| EXERCISE REQUIREMENTS |
Among the lines below, count those with "type". Give the total alone.
*** DATA PROVIDED
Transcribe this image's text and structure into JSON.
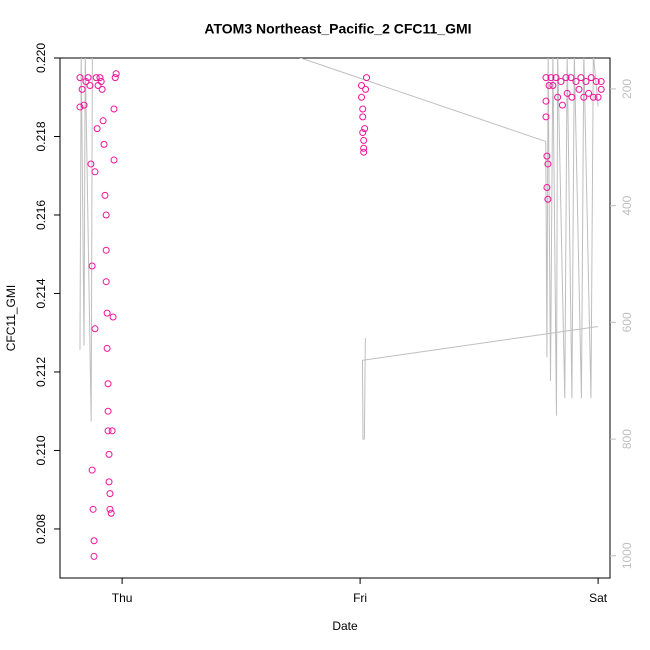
{
  "chart_data": {
    "type": "scatter",
    "title": "ATOM3 Northeast_Pacific_2 CFC11_GMI",
    "xlabel": "Date",
    "ylabel": "CFC11_GMI",
    "xlim": [
      -0.261,
      2.05
    ],
    "xticks": [
      {
        "value": 0,
        "label": "Thu"
      },
      {
        "value": 1,
        "label": "Fri"
      },
      {
        "value": 2,
        "label": "Sat"
      }
    ],
    "ylim": [
      0.20675,
      0.22
    ],
    "yticks": [
      0.208,
      {
        "value": 0.21,
        "label": "0.210"
      },
      0.212,
      0.214,
      0.216,
      0.218,
      {
        "value": 0.22,
        "label": "0.220"
      }
    ],
    "y2lim": [
      1038,
      147
    ],
    "y2ticks": [
      200,
      400,
      600,
      800,
      1000
    ],
    "y2color": "#bebebe",
    "series": [
      {
        "type": "scatter",
        "color": "#f0149a",
        "x": [
          -0.177,
          -0.177,
          -0.168,
          -0.16,
          -0.152,
          -0.143,
          -0.135,
          -0.131,
          -0.126,
          -0.126,
          -0.122,
          -0.118,
          -0.118,
          -0.114,
          -0.114,
          -0.109,
          -0.105,
          -0.101,
          -0.093,
          -0.088,
          -0.084,
          -0.08,
          -0.076,
          -0.072,
          -0.067,
          -0.067,
          -0.067,
          -0.063,
          -0.063,
          -0.059,
          -0.059,
          -0.059,
          -0.055,
          -0.055,
          -0.051,
          -0.051,
          -0.046,
          -0.042,
          -0.038,
          -0.034,
          -0.034,
          -0.029,
          -0.025,
          1.006,
          1.006,
          1.011,
          1.011,
          1.011,
          1.015,
          1.015,
          1.015,
          1.019,
          1.023,
          1.027,
          1.781,
          1.781,
          1.781,
          1.785,
          1.785,
          1.789,
          1.789,
          1.794,
          1.802,
          1.81,
          1.823,
          1.83,
          1.844,
          1.85,
          1.865,
          1.87,
          1.886,
          1.89,
          1.907,
          1.92,
          1.928,
          1.94,
          1.949,
          1.96,
          1.971,
          1.98,
          1.992,
          2.0,
          2.013,
          2.013
        ],
        "values": [
          0.21875,
          0.2195,
          0.2192,
          0.2188,
          0.2194,
          0.2195,
          0.2193,
          0.2173,
          0.2147,
          0.2095,
          0.2085,
          0.2077,
          0.2073,
          0.2131,
          0.2171,
          0.2195,
          0.2182,
          0.2193,
          0.2195,
          0.2194,
          0.2192,
          0.2184,
          0.2178,
          0.2165,
          0.216,
          0.2151,
          0.2143,
          0.2135,
          0.2126,
          0.2117,
          0.211,
          0.2105,
          0.2099,
          0.2092,
          0.2089,
          0.2085,
          0.2084,
          0.2105,
          0.2134,
          0.2174,
          0.2187,
          0.2195,
          0.2196,
          0.2193,
          0.219,
          0.2187,
          0.2185,
          0.2181,
          0.2179,
          0.2177,
          0.2176,
          0.2182,
          0.2192,
          0.2195,
          0.2195,
          0.2189,
          0.2185,
          0.2175,
          0.2167,
          0.2164,
          0.2173,
          0.2193,
          0.2195,
          0.2193,
          0.2195,
          0.219,
          0.2194,
          0.2188,
          0.2195,
          0.2191,
          0.2195,
          0.219,
          0.2194,
          0.2192,
          0.2195,
          0.219,
          0.2194,
          0.2191,
          0.2195,
          0.219,
          0.2194,
          0.219,
          0.2194,
          0.2192
        ]
      },
      {
        "type": "line",
        "axis": "y2",
        "color": "#bebebe",
        "x": [
          -0.177,
          -0.172,
          -0.16,
          -0.155,
          -0.13,
          -0.125,
          -0.11,
          -0.09,
          -0.07,
          -0.05,
          -0.03,
          0.7,
          1.78,
          1.785,
          1.79,
          1.8,
          1.81,
          1.825,
          1.83,
          1.86,
          1.87,
          1.89,
          1.9,
          1.93,
          1.94,
          1.97,
          1.98,
          2.0,
          null,
          1.022,
          1.018,
          1.012,
          1.01,
          2.0
        ],
        "values": [
          647,
          140,
          640,
          140,
          770,
          140,
          140,
          140,
          140,
          140,
          140,
          140,
          290,
          660,
          140,
          700,
          140,
          760,
          140,
          730,
          140,
          730,
          140,
          730,
          140,
          730,
          140,
          230,
          null,
          627,
          800,
          800,
          665,
          607
        ]
      }
    ]
  }
}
******
| CORRECT RESULT |
3